═════ Document section ═════

Yet trade groups representing pharmacists and physicians are at loggerheads over this job-sharing approach. Emblematic of this conflict is a bill introduced last year in Congress, H.R. 1770, the Equitable Community Access to Pharmacist Services Act. This proposed legislation would continue to allow pharmacists to both test and provide vaccinations for COVID-19, as well as flu, strep throat and respiratory syncytial virus. The bill enjoys 121 bipartisan co-sponsors and the support of 190 outside groups and is currently in committee. It is seen as being especially helpful in rural and underserved areas. Importantly, it would provide pharmacists with payments from Medicare patients.

[Read more: Stepping up: Supermarket pharmacy report]

The American Pharmacists Association applauded the proposed legislation when it was released in 2023. “H.R. 1770,” said Paul W. Abramowitz, CEO at the American Society of Health-System Pharmacists, and Ilisa Bernstein, then-interim CEO at APhA, “would empower older Americans, who are at higher risk of contracting infectious diseases and needing hospitalization, to continue to rely on services provided by pharmacist in their local communities.”

═════

## Questions to answer:
1 > Write out everything in the H.R. 1770 passage from "Yet trade groups" down to "from Medicare patients.".
2 > Name every illness the H.R. 1770 passage says pharmacists could keep testing for and vaccinating against under the bill.
3 > According to the H.R. 1770 passage, how many co-sponsors does the bill have?

═════ Stored data ═════

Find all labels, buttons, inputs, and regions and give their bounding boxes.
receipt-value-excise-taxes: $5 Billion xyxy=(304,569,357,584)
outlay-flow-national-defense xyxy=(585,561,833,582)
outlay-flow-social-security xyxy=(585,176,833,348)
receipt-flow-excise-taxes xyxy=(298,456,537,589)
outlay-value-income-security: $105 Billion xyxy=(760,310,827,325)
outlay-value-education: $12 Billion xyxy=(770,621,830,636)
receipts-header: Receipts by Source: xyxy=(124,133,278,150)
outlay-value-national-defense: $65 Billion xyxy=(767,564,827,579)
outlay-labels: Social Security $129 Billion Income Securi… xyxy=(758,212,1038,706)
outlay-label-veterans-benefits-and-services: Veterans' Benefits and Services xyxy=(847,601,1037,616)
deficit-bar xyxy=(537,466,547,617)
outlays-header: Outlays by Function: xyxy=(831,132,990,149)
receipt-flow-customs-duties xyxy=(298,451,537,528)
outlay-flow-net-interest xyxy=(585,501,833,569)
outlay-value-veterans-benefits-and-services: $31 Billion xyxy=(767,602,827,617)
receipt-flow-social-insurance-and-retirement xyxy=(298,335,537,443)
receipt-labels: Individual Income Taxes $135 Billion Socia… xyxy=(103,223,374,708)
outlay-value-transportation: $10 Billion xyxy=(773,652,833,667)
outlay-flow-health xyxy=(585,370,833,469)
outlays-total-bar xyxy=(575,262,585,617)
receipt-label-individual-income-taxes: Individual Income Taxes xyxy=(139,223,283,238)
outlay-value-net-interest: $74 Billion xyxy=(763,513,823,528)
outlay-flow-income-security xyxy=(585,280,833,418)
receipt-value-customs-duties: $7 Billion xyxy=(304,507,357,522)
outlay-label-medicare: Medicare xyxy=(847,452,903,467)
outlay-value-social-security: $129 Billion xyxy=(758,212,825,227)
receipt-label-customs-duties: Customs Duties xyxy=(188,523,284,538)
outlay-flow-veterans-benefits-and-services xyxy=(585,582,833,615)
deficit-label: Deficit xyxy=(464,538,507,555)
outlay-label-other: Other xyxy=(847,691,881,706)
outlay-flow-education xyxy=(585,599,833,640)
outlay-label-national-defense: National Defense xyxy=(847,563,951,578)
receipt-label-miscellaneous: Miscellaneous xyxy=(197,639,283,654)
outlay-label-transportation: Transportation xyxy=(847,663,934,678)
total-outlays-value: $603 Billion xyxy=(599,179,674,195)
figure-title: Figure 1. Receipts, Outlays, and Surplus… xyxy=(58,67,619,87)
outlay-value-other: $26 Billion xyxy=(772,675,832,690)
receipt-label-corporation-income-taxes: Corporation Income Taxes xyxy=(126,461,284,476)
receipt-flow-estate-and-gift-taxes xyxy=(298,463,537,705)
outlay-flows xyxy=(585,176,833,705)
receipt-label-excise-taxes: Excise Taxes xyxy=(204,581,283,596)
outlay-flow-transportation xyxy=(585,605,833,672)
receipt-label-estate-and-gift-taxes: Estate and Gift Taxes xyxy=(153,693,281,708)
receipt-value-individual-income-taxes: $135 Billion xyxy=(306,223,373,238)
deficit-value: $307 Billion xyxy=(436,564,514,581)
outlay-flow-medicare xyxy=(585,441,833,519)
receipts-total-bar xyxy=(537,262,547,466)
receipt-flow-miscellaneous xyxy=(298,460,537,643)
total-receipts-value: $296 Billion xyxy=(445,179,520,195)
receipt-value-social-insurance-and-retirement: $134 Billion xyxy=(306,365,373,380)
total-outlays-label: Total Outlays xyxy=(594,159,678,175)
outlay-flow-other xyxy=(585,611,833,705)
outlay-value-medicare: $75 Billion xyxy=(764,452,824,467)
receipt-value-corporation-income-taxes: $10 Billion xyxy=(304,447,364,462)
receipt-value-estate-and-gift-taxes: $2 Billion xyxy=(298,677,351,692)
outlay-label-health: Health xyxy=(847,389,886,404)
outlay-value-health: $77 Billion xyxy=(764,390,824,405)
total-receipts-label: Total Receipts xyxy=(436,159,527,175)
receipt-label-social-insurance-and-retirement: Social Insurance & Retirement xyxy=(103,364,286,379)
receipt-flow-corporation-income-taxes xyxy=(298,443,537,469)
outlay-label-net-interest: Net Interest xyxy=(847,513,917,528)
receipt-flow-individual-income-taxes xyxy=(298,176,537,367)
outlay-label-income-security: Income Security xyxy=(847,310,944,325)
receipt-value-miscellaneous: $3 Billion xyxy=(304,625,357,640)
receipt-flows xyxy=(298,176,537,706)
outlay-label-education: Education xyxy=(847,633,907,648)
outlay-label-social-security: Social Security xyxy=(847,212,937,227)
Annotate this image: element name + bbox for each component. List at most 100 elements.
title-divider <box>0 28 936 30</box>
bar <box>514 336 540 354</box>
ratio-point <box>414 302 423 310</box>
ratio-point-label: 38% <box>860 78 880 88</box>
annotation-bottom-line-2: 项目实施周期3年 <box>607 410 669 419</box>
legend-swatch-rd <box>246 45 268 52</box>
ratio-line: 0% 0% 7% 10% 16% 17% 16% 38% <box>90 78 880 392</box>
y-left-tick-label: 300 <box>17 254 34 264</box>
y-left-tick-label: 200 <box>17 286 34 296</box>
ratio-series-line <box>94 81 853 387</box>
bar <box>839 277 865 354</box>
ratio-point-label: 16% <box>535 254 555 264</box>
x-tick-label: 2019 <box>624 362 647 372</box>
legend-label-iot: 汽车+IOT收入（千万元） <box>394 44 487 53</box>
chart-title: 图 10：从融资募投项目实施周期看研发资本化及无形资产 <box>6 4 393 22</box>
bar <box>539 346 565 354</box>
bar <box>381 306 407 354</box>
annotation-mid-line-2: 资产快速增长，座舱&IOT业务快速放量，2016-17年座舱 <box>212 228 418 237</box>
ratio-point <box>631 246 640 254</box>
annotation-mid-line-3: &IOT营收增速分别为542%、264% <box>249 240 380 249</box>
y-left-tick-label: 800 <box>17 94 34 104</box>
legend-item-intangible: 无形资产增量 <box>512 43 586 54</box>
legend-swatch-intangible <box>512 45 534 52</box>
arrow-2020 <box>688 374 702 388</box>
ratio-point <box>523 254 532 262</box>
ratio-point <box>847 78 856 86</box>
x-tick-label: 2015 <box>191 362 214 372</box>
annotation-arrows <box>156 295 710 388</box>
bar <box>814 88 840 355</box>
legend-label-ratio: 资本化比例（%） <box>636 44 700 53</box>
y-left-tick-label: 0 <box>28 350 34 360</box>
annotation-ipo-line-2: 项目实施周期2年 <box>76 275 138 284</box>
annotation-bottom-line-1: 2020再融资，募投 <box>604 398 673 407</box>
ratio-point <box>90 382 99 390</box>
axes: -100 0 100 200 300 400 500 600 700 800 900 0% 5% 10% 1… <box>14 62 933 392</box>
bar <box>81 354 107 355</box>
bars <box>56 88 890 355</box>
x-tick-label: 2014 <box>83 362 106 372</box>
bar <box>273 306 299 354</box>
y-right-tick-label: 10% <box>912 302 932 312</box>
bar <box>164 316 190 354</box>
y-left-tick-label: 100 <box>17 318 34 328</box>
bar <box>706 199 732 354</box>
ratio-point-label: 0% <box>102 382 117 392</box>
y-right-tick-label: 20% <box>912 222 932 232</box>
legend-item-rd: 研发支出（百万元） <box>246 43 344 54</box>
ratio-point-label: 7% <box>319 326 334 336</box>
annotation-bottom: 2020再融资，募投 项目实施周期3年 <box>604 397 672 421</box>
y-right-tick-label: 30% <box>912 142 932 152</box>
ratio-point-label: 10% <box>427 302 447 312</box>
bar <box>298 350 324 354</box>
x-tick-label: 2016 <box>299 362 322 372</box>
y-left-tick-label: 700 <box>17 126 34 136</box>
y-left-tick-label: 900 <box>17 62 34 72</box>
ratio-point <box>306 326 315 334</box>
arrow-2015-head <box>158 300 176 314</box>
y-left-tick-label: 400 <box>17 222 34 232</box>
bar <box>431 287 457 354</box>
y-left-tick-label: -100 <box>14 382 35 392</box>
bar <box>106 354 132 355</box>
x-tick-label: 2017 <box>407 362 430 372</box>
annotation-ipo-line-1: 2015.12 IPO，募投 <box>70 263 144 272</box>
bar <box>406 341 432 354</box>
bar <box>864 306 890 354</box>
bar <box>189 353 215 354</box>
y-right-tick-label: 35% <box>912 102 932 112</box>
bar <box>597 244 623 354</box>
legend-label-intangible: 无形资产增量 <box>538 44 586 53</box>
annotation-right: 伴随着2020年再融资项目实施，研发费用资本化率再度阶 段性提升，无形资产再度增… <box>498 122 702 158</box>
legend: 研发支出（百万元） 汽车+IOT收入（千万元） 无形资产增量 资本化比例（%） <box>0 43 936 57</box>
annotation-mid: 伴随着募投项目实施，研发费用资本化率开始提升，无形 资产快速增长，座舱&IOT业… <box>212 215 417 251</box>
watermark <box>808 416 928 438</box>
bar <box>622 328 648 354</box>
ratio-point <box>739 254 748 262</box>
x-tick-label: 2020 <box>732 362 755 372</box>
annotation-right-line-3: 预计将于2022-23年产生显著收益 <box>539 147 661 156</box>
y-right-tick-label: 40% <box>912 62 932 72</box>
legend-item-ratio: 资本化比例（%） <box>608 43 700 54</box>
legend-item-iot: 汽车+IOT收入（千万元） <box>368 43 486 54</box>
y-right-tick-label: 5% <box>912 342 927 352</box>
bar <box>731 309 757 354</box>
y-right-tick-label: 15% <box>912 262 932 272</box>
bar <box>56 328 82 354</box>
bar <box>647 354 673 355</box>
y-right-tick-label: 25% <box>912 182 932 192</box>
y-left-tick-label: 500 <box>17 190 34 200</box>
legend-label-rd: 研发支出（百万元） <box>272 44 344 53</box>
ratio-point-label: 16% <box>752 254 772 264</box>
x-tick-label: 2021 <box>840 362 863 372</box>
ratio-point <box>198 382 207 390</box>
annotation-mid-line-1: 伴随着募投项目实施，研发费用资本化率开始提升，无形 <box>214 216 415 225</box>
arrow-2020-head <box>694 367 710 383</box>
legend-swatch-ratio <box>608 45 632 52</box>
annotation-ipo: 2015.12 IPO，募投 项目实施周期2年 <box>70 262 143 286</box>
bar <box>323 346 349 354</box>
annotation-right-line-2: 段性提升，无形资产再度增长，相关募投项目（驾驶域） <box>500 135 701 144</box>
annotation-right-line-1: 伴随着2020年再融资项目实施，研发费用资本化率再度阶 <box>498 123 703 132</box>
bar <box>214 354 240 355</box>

═════

## Answers by task:
1 >
Yet trade groups representing pharmacists and physicians are at loggerheads over this job-sharing approach. Emblematic of this conflict is a bill introduced last year in Congress, H.R. 1770, the Equitable Community Access to Pharmacist Services Act. This proposed legislation would continue to allow pharmacists to both test and provide vaccinations for COVID-19, as well as flu, strep throat and respiratory syncytial virus. The bill enjoys 121 bipartisan co-sponsors and the support of 190 outside groups and is currently in committee. It is seen as being especially helpful in rural and underserved areas. Importantly, it would provide pharmacists with payments from Medicare patients.

2 > COVID-19, flu, strep throat, and respiratory syncytial virus

3 > 121 bipartisan co-sponsors